▶ **Exercise directions**
Each entry should be quoted word for word, including every mark of punctuation.

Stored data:
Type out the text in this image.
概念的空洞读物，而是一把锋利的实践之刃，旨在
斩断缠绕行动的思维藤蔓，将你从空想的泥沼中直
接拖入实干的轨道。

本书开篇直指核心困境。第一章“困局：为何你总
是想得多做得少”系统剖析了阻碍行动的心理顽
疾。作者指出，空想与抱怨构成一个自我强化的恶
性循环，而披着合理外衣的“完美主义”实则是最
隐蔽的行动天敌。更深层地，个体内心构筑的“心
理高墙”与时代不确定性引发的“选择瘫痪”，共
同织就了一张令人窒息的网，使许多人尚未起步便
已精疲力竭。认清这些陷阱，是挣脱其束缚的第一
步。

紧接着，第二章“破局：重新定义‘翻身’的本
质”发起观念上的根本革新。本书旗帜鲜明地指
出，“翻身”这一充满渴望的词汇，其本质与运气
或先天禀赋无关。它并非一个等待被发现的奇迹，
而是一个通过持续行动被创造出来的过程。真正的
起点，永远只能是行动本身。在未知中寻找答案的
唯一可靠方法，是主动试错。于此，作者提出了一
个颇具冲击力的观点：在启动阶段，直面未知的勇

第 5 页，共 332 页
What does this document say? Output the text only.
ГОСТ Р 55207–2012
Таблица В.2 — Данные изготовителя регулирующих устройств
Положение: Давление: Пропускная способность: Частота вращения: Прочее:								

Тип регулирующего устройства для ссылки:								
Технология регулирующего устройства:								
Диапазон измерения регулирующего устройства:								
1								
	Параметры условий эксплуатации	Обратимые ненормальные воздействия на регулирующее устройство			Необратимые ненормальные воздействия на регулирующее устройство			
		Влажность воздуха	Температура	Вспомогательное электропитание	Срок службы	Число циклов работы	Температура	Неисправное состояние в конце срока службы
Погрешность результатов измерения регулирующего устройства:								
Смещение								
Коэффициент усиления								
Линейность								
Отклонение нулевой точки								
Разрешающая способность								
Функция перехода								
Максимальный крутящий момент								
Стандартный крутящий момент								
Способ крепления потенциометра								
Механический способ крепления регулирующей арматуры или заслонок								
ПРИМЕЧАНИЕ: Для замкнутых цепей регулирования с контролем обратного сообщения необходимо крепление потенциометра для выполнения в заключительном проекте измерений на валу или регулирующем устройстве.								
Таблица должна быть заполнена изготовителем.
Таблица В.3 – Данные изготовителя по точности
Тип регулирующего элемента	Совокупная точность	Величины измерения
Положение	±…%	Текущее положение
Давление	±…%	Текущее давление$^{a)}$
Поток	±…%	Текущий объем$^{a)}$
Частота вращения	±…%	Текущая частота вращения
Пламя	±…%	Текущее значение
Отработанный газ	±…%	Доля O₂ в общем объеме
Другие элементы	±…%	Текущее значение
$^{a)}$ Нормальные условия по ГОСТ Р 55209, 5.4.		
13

▶ **Response to the task**
Type out the text in this image.
概念的空洞读物，而是一把锋利的实践之刃，旨在
斩断缠绕行动的思维藤蔓，将你从空想的泥沼中直
接拖入实干的轨道。

本书开篇直指核心困境。第一章“困局：为何你总
是想得多做得少”系统剖析了阻碍行动的心理顽
疾。作者指出，空想与抱怨构成一个自我强化的恶
性循环，而披着合理外衣的“完美主义”实则是最
隐蔽的行动天敌。更深层地，个体内心构筑的“心
理高墙”与时代不确定性引发的“选择瘫痪”，共
同织就了一张令人窒息的网，使许多人尚未起步便
已精疲力竭。认清这些陷阱，是挣脱其束缚的第一
步。

紧接着，第二章“破局：重新定义‘翻身’的本
质”发起观念上的根本革新。本书旗帜鲜明地指
出，“翻身”这一充满渴望的词汇，其本质与运气
或先天禀赋无关。它并非一个等待被发现的奇迹，
而是一个通过持续行动被创造出来的过程。真正的
起点，永远只能是行动本身。在未知中寻找答案的
唯一可靠方法，是主动试错。于此，作者提出了一
个颇具冲击力的观点：在启动阶段，直面未知的勇

第 5 页，共 332 页
What does this document say? Output the text only.
ГОСТ Р 55207–2012
Таблица В.2 — Данные изготовителя регулирующих устройств
Положение: Давление: Пропускная способность: Частота вращения: Прочее:								

Тип регулирующего устройства для ссылки:								
Технология регулирующего устройства:								
Диапазон измерения регулирующего устройства:								
1								
	Параметры условий эксплуатации	Обратимые ненормальные воздействия на регулирующее устройство			Необратимые ненормальные воздействия на регулирующее устройство			
		Влажность воздуха	Температура	Вспомогательное электропитание	Срок службы	Число циклов работы	Температура	Неисправное состояние в конце срока службы
Погрешность результатов измерения регулирующего устройства:								
Смещение								
Коэффициент усиления								
Линейность								
Отклонение нулевой точки								
Разрешающая способность								
Функция перехода								
Максимальный крутящий момент								
Стандартный крутящий момент								
Способ крепления потенциометра								
Механический способ крепления регулирующей арматуры или заслонок								
ПРИМЕЧАНИЕ: Для замкнутых цепей регулирования с контролем обратного сообщения необходимо крепление потенциометра для выполнения в заключительном проекте измерений на валу или регулирующем устройстве.								
Таблица должна быть заполнена изготовителем.
Таблица В.3 – Данные изготовителя по точности
Тип регулирующего элемента	Совокупная точность	Величины измерения
Положение	±…%	Текущее положение
Давление	±…%	Текущее давление$^{a)}$
Поток	±…%	Текущий объем$^{a)}$
Частота вращения	±…%	Текущая частота вращения
Пламя	±…%	Текущее значение
Отработанный газ	±…%	Доля O₂ в общем объеме
Другие элементы	±…%	Текущее значение
$^{a)}$ Нормальные условия по ГОСТ Р 55209, 5.4.		
13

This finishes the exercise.